Gericht: Bundesgerichtshof
Urteil verkündet am 14.07.2000
Aktenzeichen: V ZR 384/98
Rechtsgebiete: BGB


Vorschriften:

BGB § 883
BGB § 886
BGB §§ 883, 886

Hat der nicht befreite Vorerbe bei dem Verkauf des zur Erbschaft gehörenden Grundstücks zu seinem Schutz die Fälligkeit der Kaufpreisforderung von der Erteilung der Zustimmung des Nacherben in öffentlich beglaubigter Form abhängig gemacht, so liegt darin zugleich eine Erfüllbarkeitsbedingung, deren endgültigen Ausfall die bereits eingetragene Auflassungsvormerkung erlöschen läßt.

BGH, Urt. v. 14. Juli 2000 - V ZR 384/98 - OLG Nürnberg LG Nürnberg-Fürth


BUNDESGERICHTSHOF IM NAMEN DES VOLKES URTEIL

V ZR 384/98

Verkündet am: 14. Juli 2000

Kanik, Justizamtsinspektorin als Urkundsbeamtin der Geschäftsstelle

in dem Rechtsstreit

Der V. Zivilsenat des Bundesgerichtshofes hat auf die mündliche Verhandlung vom 14. Juli 2000 durch den Vorsitzenden Richter Dr. Wenzel und die Richter Dr. Lambert-Lang, Tropf, Dr. Klein und Dr. Lemke

für Recht erkannt:

Tenor:

Auf die Revision der Beklagten wird das Urteil des 2. Zivilsenats des Oberlandesgerichts Nürnberg vom 20. August 1998 aufgehoben.

Die Berufung der Kläger gegen das Urteil der 14. Zivilkammer des Landgerichts Nürnberg-Fürth vom 28. Januar 1998 wird zurückgewiesen.

Die Kläger haben auch die Kosten des Berufungs- und des Revisionsverfahrens zu tragen.

Von Rechts wegen

Tatbestand:

Die Kläger machen gegen die Beklagte einen Anspruch auf Löschungsbewilligung geltend.

Die Mutter der Beklagten erbte das Grundstück als nicht befreite Vorerbin; Nacherbin ist ihre Tochter, die Beklagte. Der Nacherbenvermerk war in das Grundbuch eingetragen worden.

Mit notariellem Vertrag vom 29. Januar 1996 verkaufte die Vorerbin das Anwesen an die Kläger. Die Nacherbfolge ist eingangs des Kaufvertrags aufgeführt. Unter II. "Verkauf, Bedingungen" heißt es u.a.:

"Allgemeine Fälligkeitsvoraussetzung für den Kaufpreis ist die Mitteilung des Notars, daß

...

die Nacherbin zum gegenwärtigen Kaufvertrag ihre Zustimmung erteilt hat. ..."
§ §
• _AUFGABEN_
#1 An welchem Datum verkaufte die Vorerbin das Anwesen laut dem BGH-Urteil an die Kläger?
#2 Führe das BGH-Urteil zur Auflassungsvormerkung im Anschluss an den zuletzt wiedergegebenen Satz weiter.

[Einträge des Layout-Datensatzes]
§ §
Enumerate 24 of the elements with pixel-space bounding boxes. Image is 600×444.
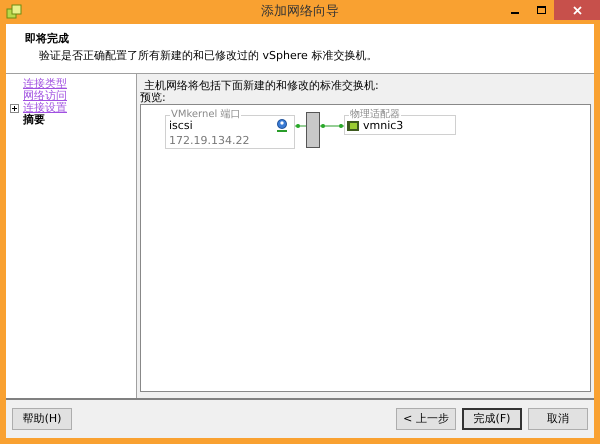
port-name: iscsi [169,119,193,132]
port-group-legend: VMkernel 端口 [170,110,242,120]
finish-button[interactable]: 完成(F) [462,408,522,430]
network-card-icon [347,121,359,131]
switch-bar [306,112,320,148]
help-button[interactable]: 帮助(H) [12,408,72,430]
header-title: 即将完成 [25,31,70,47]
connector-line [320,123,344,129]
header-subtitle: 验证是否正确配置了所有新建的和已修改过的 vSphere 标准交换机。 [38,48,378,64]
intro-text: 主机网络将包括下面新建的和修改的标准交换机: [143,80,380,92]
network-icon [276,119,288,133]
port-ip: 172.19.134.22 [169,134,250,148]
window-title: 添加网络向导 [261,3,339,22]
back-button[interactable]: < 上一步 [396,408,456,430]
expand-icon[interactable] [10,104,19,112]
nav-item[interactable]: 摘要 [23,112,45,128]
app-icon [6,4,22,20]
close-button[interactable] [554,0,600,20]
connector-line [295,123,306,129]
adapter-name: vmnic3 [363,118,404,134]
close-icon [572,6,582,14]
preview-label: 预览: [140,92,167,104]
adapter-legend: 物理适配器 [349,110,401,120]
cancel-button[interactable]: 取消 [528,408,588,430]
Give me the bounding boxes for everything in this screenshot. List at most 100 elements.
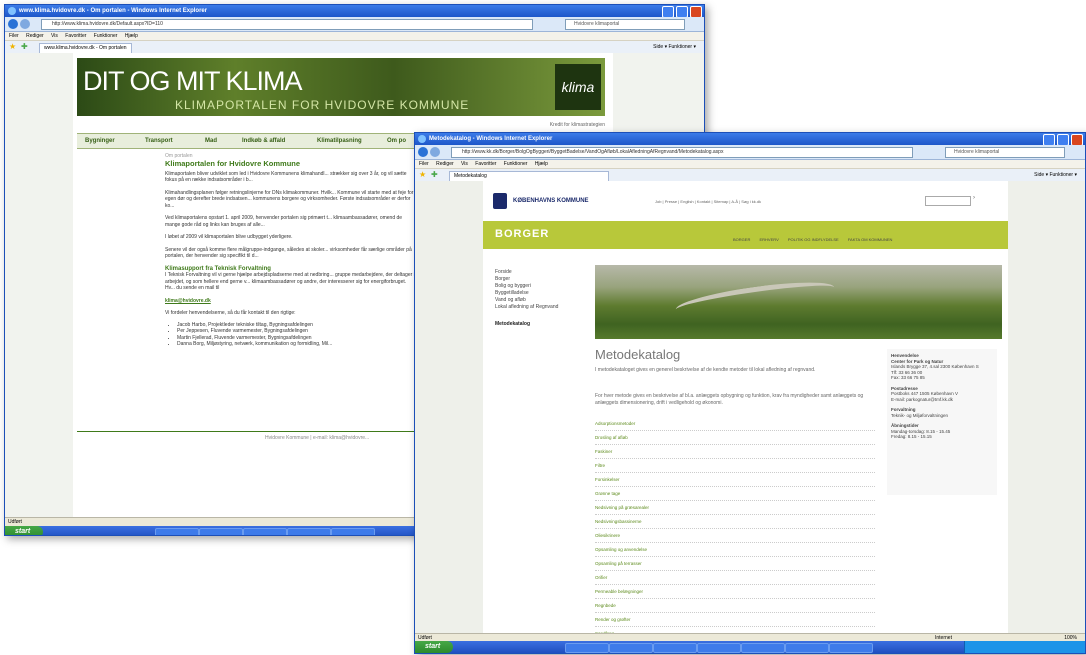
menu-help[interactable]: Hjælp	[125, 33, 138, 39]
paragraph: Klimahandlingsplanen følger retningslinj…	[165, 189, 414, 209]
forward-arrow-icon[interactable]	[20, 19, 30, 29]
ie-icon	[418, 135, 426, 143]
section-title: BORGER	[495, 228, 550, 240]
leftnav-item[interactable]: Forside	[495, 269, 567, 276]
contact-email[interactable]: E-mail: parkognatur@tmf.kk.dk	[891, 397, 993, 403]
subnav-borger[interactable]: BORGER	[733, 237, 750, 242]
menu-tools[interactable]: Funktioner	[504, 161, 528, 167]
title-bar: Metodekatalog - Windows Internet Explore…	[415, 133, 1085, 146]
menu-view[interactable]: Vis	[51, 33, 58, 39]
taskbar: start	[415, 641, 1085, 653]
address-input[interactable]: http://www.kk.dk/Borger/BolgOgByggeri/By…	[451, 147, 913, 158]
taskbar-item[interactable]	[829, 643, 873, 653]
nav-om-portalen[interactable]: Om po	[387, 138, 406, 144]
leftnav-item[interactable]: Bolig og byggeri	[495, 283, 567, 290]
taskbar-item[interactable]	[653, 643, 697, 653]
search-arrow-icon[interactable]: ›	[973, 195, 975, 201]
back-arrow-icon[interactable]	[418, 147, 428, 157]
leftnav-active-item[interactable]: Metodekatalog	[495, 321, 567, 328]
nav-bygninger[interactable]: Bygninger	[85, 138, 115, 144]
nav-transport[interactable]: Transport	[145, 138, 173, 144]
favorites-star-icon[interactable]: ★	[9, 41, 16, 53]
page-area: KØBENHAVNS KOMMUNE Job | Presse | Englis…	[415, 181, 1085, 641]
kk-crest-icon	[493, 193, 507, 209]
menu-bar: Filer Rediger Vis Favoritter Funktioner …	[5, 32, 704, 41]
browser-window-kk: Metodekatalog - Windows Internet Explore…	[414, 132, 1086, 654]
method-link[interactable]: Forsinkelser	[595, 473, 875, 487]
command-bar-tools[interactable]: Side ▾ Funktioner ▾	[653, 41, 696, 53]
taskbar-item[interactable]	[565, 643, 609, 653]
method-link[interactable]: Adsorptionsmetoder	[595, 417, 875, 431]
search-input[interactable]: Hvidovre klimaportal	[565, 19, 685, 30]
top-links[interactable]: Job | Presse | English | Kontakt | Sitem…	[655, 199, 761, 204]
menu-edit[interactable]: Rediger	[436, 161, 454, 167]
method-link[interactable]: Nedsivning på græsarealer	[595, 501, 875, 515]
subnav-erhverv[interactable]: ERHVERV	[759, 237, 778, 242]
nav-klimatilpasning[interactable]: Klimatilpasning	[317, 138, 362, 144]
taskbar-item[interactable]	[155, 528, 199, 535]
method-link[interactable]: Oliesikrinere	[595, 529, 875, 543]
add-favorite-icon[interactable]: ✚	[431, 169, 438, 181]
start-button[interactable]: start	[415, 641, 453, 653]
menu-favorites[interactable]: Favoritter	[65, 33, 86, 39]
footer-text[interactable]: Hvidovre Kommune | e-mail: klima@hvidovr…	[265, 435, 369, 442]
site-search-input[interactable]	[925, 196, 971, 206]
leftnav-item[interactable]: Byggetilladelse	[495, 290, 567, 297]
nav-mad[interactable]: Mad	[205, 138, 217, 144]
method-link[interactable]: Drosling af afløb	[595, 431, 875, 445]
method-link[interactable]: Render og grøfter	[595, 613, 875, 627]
§ §
• _LÖSUNGEN_
#1 Am 29. Januar 1996 mit notariellem Vertrag.

#2
Weiterhin heißt es:

"Alle zu diesem Vertrag erforderlichen Genehmigungen sollen mit Eingang beim Notar als mitgeteilt gelten und wirksam sein."

Der Vertragstext schließt mit folgendem Satz:

"Zur Wirksamkeit des heutigen Kaufvertrags ist die Zustimmung der Nacherbin D. P. erforderlich, welche für das Grundbuchamt in öffentlich beglaubigter Form abgegeben werden muß. Der Notar wird ermächtigt, diese Zustimmungserklärung einzuholen."

Für die Kläger wurde eine Auflassungsvormerkung in das Grundbuch eingetragen. Die Beklagte weigerte sich, die Zustimmung zu dem Vertrag vor einem Notar in grundbuchmäßiger Form zu erklären. Sie schloß am 2. Juli 1997 mit ihrer Mutter einen "Überlassungsvertrag", aufgrund dessen sie als Eigentümerin in das Grundbuch eingetragen wurde.

Die Kläger sind der Ansicht, daß die Eintragung der Beklagten ihrem vorgemerkten Anspruch entgegenstehe. Die im Kaufvertrag erwähnte notarielle Zustimmung der Beklagten habe sich lediglich auf die grundbuchrechtlichen Voraussetzungen, nicht auf die Wirksamkeit des Kaufvertrages bezogen; zudem habe die Beklagte schon vor Abschluß dem Verkauf gegen Zahlung eines Anteils aus dem Kaufpreis zugestimmt. Sie habe auch nach Vertragsschluß ihrer Mutter gegenüber erklärt, an dieser Zustimmung festzuhalten. Die Beklagte habe deshalb die Löschung ihrer vormerkungswidrigen Eigentumseintragung zu erteilen.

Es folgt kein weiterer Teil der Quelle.